• _REQUEST_
Retype every entry exactly, character for character.

• _EXTRACTED RECORDS_
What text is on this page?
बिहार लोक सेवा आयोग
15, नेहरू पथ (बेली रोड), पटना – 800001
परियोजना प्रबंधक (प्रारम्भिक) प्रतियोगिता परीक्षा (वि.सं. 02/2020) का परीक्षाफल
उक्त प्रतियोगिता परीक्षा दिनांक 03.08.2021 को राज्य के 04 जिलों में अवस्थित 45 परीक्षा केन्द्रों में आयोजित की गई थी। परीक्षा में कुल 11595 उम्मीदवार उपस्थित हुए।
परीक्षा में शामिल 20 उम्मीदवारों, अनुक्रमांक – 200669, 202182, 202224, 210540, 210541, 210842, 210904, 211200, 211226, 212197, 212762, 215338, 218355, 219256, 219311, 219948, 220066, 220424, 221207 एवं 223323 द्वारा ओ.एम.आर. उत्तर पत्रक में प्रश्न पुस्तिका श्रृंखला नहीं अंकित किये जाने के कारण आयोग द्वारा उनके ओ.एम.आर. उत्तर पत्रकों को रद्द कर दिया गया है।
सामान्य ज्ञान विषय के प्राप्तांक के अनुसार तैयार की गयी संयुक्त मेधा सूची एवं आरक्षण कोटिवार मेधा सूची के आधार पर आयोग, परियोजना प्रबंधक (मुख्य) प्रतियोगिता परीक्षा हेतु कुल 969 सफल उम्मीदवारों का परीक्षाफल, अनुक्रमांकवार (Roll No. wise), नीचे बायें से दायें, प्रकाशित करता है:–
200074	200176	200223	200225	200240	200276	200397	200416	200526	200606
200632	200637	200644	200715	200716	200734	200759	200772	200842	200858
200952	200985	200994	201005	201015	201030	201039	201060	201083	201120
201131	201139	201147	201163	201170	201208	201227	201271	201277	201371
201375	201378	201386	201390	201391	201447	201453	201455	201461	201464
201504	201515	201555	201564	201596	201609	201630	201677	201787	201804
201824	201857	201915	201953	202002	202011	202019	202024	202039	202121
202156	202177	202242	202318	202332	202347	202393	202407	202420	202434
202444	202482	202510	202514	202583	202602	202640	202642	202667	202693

• _SOLUTION_
What text is on this page?
बिहार लोक सेवा आयोग
15, नेहरू पथ (बेली रोड), पटना – 800001
परियोजना प्रबंधक (प्रारम्भिक) प्रतियोगिता परीक्षा (वि.सं. 02/2020) का परीक्षाफल
उक्त प्रतियोगिता परीक्षा दिनांक 03.08.2021 को राज्य के 04 जिलों में अवस्थित 45 परीक्षा केन्द्रों में आयोजित की गई थी। परीक्षा में कुल 11595 उम्मीदवार उपस्थित हुए।
परीक्षा में शामिल 20 उम्मीदवारों, अनुक्रमांक – 200669, 202182, 202224, 210540, 210541, 210842, 210904, 211200, 211226, 212197, 212762, 215338, 218355, 219256, 219311, 219948, 220066, 220424, 221207 एवं 223323 द्वारा ओ.एम.आर. उत्तर पत्रक में प्रश्न पुस्तिका श्रृंखला नहीं अंकित किये जाने के कारण आयोग द्वारा उनके ओ.एम.आर. उत्तर पत्रकों को रद्द कर दिया गया है।
सामान्य ज्ञान विषय के प्राप्तांक के अनुसार तैयार की गयी संयुक्त मेधा सूची एवं आरक्षण कोटिवार मेधा सूची के आधार पर आयोग, परियोजना प्रबंधक (मुख्य) प्रतियोगिता परीक्षा हेतु कुल 969 सफल उम्मीदवारों का परीक्षाफल, अनुक्रमांकवार (Roll No. wise), नीचे बायें से दायें, प्रकाशित करता है:–
200074	200176	200223	200225	200240	200276	200397	200416	200526	200606
200632	200637	200644	200715	200716	200734	200759	200772	200842	200858
200952	200985	200994	201005	201015	201030	201039	201060	201083	201120
201131	201139	201147	201163	201170	201208	201227	201271	201277	201371
201375	201378	201386	201390	201391	201447	201453	201455	201461	201464
201504	201515	201555	201564	201596	201609	201630	201677	201787	201804
201824	201857	201915	201953	202002	202011	202019	202024	202039	202121
202156	202177	202242	202318	202332	202347	202393	202407	202420	202434
202444	202482	202510	202514	202583	202602	202640	202642	202667	202693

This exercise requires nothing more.